+++ Items +++

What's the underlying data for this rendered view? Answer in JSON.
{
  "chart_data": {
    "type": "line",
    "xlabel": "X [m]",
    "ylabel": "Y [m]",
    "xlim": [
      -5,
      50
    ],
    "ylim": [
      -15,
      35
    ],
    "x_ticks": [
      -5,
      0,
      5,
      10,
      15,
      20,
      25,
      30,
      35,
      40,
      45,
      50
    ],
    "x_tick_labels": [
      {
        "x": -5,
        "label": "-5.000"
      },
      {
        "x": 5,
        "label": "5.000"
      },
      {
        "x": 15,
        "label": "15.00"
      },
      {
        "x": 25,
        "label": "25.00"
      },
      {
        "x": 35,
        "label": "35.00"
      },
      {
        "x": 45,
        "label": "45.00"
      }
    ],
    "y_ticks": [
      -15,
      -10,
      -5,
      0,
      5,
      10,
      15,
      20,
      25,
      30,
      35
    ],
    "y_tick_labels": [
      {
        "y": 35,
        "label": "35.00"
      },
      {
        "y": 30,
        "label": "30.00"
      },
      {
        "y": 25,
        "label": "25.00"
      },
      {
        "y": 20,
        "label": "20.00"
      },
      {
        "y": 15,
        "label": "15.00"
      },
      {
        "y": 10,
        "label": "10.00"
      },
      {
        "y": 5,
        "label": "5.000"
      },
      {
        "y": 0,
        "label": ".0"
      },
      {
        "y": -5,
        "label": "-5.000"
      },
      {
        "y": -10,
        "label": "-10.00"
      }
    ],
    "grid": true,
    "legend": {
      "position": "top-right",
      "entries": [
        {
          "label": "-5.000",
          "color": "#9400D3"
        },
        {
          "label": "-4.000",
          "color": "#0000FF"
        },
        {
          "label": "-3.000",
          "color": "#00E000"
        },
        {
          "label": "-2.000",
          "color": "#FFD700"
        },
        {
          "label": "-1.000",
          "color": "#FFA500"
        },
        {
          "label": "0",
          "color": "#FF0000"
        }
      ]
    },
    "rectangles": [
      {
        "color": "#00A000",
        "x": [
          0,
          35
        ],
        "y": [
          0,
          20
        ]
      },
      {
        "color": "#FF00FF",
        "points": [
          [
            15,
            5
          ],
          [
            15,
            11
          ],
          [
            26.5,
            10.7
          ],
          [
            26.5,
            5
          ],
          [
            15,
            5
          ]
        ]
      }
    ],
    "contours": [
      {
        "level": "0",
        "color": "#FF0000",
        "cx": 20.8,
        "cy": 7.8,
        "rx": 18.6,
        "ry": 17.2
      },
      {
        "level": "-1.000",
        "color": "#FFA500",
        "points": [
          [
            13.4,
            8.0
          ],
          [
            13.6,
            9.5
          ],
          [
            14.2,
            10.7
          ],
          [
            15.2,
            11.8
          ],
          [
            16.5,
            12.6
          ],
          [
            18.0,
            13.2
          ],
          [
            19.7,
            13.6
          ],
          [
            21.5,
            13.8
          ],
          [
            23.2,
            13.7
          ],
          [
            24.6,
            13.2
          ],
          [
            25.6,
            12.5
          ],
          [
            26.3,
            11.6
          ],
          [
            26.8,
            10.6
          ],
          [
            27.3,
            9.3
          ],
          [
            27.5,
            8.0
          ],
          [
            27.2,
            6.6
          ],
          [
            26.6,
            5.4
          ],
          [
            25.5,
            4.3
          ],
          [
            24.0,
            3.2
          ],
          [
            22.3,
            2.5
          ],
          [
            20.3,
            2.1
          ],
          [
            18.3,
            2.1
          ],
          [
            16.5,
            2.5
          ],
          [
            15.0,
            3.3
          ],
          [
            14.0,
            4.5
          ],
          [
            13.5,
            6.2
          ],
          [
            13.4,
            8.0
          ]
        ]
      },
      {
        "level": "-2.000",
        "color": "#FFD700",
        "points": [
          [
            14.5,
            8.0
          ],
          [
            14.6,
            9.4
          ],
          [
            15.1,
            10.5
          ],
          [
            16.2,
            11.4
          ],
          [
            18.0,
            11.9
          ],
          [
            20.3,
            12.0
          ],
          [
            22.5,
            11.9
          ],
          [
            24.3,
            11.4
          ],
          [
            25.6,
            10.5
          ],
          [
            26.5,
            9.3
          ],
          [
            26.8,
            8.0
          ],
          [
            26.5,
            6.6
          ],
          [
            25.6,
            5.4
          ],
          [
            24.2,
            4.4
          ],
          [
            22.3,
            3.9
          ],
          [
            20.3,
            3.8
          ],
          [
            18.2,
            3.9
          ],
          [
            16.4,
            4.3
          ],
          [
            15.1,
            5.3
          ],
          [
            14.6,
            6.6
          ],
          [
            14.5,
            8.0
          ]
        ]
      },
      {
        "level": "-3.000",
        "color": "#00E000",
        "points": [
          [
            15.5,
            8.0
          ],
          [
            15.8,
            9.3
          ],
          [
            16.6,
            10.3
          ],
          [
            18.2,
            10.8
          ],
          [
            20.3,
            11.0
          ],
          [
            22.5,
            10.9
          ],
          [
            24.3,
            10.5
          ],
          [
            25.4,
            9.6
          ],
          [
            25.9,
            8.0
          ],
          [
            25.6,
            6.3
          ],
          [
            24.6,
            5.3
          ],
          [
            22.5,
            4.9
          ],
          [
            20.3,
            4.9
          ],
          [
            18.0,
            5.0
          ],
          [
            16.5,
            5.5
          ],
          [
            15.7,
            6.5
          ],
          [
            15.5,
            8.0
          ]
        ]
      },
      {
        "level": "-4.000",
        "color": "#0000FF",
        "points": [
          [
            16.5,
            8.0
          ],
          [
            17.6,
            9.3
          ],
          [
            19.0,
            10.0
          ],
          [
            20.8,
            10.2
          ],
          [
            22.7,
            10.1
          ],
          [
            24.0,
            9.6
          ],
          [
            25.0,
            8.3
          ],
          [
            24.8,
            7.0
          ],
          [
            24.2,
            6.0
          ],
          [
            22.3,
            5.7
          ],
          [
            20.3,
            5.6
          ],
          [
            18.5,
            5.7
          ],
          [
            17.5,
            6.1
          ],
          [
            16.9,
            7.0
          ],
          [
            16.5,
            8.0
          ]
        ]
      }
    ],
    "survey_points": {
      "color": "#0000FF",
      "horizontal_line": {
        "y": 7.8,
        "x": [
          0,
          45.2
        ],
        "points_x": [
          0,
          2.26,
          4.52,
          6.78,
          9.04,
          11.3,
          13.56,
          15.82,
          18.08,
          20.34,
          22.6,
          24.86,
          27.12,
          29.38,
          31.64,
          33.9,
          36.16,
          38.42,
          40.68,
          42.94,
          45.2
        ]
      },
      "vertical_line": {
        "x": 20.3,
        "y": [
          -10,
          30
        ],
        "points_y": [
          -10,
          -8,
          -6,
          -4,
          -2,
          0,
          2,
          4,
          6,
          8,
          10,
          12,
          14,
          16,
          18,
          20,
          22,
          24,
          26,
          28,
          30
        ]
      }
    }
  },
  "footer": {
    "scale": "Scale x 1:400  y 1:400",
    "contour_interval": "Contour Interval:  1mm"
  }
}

+++

» **What to work on**: Return every line of the preceding records in which the word "level" appears.

» **Reply to the task**:
        "level": "0",
        "level": "-1.000",
        "level": "-2.000",
        "level": "-3.000",
        "level": "-4.000",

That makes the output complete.